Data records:
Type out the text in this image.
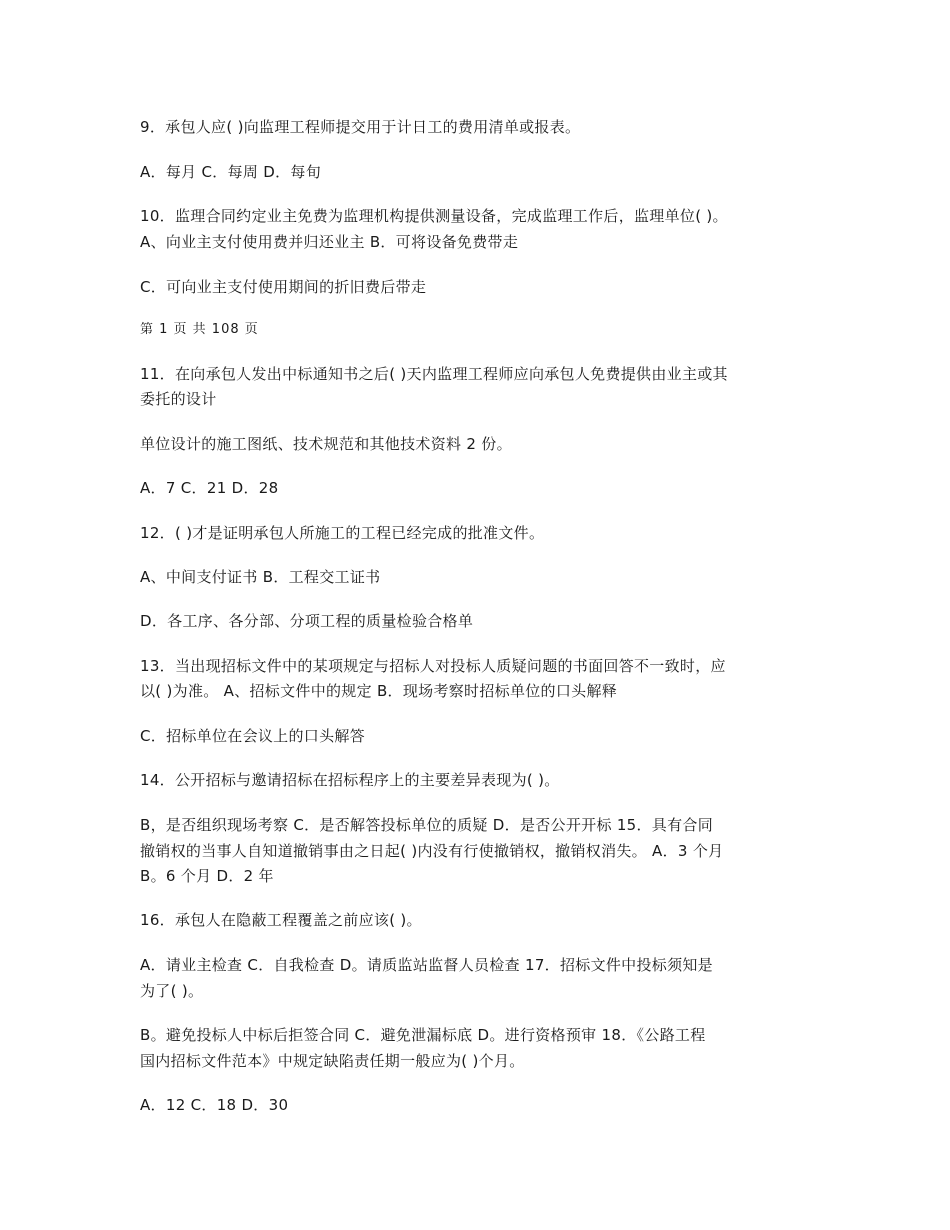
9．承包人应( )向监理工程师提交用于计日工的费用清单或报表。

A．每月 C．每周 D．每旬

10．监理合同约定业主免费为监理机构提供测量设备，完成监理工作后，监理单位( )。

A、向业主支付使用费并归还业主 B．可将设备免费带走

C．可向业主支付使用期间的折旧费后带走

第 1 页 共 108 页

11．在向承包人发出中标通知书之后( )天内监理工程师应向承包人免费提供由业主或其

委托的设计

单位设计的施工图纸、技术规范和其他技术资料 2 份。

A．7 C．21 D．28

12．( )才是证明承包人所施工的工程已经完成的批准文件。

A、中间支付证书 B．工程交工证书

D．各工序、各分部、分项工程的质量检验合格单

13．当出现招标文件中的某项规定与招标人对投标人质疑问题的书面回答不一致时，应

以( )为准。 A、招标文件中的规定 B．现场考察时招标单位的口头解释

C．招标单位在会议上的口头解答

14．公开招标与邀请招标在招标程序上的主要差异表现为( )。

B，是否组织现场考察 C．是否解答投标单位的质疑 D．是否公开开标 15．具有合同

撤销权的当事人自知道撤销事由之日起( )内没有行使撤销权，撤销权消失。 A．3 个月

B。6 个月 D．2 年

16．承包人在隐蔽工程覆盖之前应该( )。

A．请业主检查 C．自我检查 D。请质监站监督人员检查 17．招标文件中投标须知是

为了( )。

B。避免投标人中标后拒签合同 C．避免泄漏标底 D。进行资格预审 18．《公路工程

国内招标文件范本》中规定缺陷责任期一般应为( )个月。

A．12 C．18 D．30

GIVEN INSTRUCTION: Quote the material word for word, dropping any images it holds.

EXERCISE OUTPUT:
Type out the text in this image.
9．承包人应( )向监理工程师提交用于计日工的费用清单或报表。

A．每月 C．每周 D．每旬

10．监理合同约定业主免费为监理机构提供测量设备，完成监理工作后，监理单位( )。

A、向业主支付使用费并归还业主 B．可将设备免费带走

C．可向业主支付使用期间的折旧费后带走

第 1 页 共 108 页

11．在向承包人发出中标通知书之后( )天内监理工程师应向承包人免费提供由业主或其

委托的设计

单位设计的施工图纸、技术规范和其他技术资料 2 份。

A．7 C．21 D．28

12．( )才是证明承包人所施工的工程已经完成的批准文件。

A、中间支付证书 B．工程交工证书

D．各工序、各分部、分项工程的质量检验合格单

13．当出现招标文件中的某项规定与招标人对投标人质疑问题的书面回答不一致时，应

以( )为准。 A、招标文件中的规定 B．现场考察时招标单位的口头解释

C．招标单位在会议上的口头解答

14．公开招标与邀请招标在招标程序上的主要差异表现为( )。

B，是否组织现场考察 C．是否解答投标单位的质疑 D．是否公开开标 15．具有合同

撤销权的当事人自知道撤销事由之日起( )内没有行使撤销权，撤销权消失。 A．3 个月

B。6 个月 D．2 年

16．承包人在隐蔽工程覆盖之前应该( )。

A．请业主检查 C．自我检查 D。请质监站监督人员检查 17．招标文件中投标须知是

为了( )。

B。避免投标人中标后拒签合同 C．避免泄漏标底 D。进行资格预审 18．《公路工程

国内招标文件范本》中规定缺陷责任期一般应为( )个月。

A．12 C．18 D．30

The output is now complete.